Dataset listings of figures:

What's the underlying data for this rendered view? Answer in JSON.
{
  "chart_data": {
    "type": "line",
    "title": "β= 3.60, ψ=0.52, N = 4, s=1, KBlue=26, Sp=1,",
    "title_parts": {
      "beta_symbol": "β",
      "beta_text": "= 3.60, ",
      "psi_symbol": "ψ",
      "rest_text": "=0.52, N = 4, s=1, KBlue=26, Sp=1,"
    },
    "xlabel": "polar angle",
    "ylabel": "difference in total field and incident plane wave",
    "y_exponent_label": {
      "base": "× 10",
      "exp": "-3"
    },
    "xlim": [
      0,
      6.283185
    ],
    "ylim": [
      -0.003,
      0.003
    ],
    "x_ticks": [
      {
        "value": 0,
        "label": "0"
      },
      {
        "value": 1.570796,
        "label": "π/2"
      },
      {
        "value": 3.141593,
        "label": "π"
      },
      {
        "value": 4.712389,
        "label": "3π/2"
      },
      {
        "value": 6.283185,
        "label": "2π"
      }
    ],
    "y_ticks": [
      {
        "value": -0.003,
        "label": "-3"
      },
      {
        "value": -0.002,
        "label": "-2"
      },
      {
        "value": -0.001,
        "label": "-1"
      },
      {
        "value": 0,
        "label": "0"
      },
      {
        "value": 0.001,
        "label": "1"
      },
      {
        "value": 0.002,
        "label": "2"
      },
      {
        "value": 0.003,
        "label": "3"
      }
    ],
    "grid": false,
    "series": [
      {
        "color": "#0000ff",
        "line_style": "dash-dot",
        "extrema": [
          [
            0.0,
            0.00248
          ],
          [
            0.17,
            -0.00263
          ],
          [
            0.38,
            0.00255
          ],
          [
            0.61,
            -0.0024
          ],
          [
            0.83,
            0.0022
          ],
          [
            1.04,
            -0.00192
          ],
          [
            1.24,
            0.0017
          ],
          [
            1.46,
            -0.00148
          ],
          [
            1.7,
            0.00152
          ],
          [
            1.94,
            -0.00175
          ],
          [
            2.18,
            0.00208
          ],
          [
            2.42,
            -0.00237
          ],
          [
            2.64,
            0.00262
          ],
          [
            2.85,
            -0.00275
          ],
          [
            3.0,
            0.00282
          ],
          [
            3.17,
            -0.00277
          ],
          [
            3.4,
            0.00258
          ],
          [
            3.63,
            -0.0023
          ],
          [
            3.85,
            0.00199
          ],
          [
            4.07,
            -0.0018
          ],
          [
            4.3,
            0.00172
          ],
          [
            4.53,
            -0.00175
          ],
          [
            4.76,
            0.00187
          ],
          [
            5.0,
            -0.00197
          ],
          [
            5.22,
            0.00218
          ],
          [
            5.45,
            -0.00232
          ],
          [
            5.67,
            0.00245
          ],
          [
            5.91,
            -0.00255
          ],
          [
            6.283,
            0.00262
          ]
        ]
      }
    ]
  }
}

AIM OF THE EXERCISE. Extract every record and return it verbatim.

COMPLETED EXERCISE.
What's the underlying data for this rendered view? Answer in JSON.
{
  "chart_data": {
    "type": "line",
    "title": "β= 3.60, ψ=0.52, N = 4, s=1, KBlue=26, Sp=1,",
    "title_parts": {
      "beta_symbol": "β",
      "beta_text": "= 3.60, ",
      "psi_symbol": "ψ",
      "rest_text": "=0.52, N = 4, s=1, KBlue=26, Sp=1,"
    },
    "xlabel": "polar angle",
    "ylabel": "difference in total field and incident plane wave",
    "y_exponent_label": {
      "base": "× 10",
      "exp": "-3"
    },
    "xlim": [
      0,
      6.283185
    ],
    "ylim": [
      -0.003,
      0.003
    ],
    "x_ticks": [
      {
        "value": 0,
        "label": "0"
      },
      {
        "value": 1.570796,
        "label": "π/2"
      },
      {
        "value": 3.141593,
        "label": "π"
      },
      {
        "value": 4.712389,
        "label": "3π/2"
      },
      {
        "value": 6.283185,
        "label": "2π"
      }
    ],
    "y_ticks": [
      {
        "value": -0.003,
        "label": "-3"
      },
      {
        "value": -0.002,
        "label": "-2"
      },
      {
        "value": -0.001,
        "label": "-1"
      },
      {
        "value": 0,
        "label": "0"
      },
      {
        "value": 0.001,
        "label": "1"
      },
      {
        "value": 0.002,
        "label": "2"
      },
      {
        "value": 0.003,
        "label": "3"
      }
    ],
    "grid": false,
    "series": [
      {
        "color": "#0000ff",
        "line_style": "dash-dot",
        "extrema": [
          [
            0.0,
            0.00248
          ],
          [
            0.17,
            -0.00263
          ],
          [
            0.38,
            0.00255
          ],
          [
            0.61,
            -0.0024
          ],
          [
            0.83,
            0.0022
          ],
          [
            1.04,
            -0.00192
          ],
          [
            1.24,
            0.0017
          ],
          [
            1.46,
            -0.00148
          ],
          [
            1.7,
            0.00152
          ],
          [
            1.94,
            -0.00175
          ],
          [
            2.18,
            0.00208
          ],
          [
            2.42,
            -0.00237
          ],
          [
            2.64,
            0.00262
          ],
          [
            2.85,
            -0.00275
          ],
          [
            3.0,
            0.00282
          ],
          [
            3.17,
            -0.00277
          ],
          [
            3.4,
            0.00258
          ],
          [
            3.63,
            -0.0023
          ],
          [
            3.85,
            0.00199
          ],
          [
            4.07,
            -0.0018
          ],
          [
            4.3,
            0.00172
          ],
          [
            4.53,
            -0.00175
          ],
          [
            4.76,
            0.00187
          ],
          [
            5.0,
            -0.00197
          ],
          [
            5.22,
            0.00218
          ],
          [
            5.45,
            -0.00232
          ],
          [
            5.67,
            0.00245
          ],
          [
            5.91,
            -0.00255
          ],
          [
            6.283,
            0.00262
          ]
        ]
      }
    ]
  }
}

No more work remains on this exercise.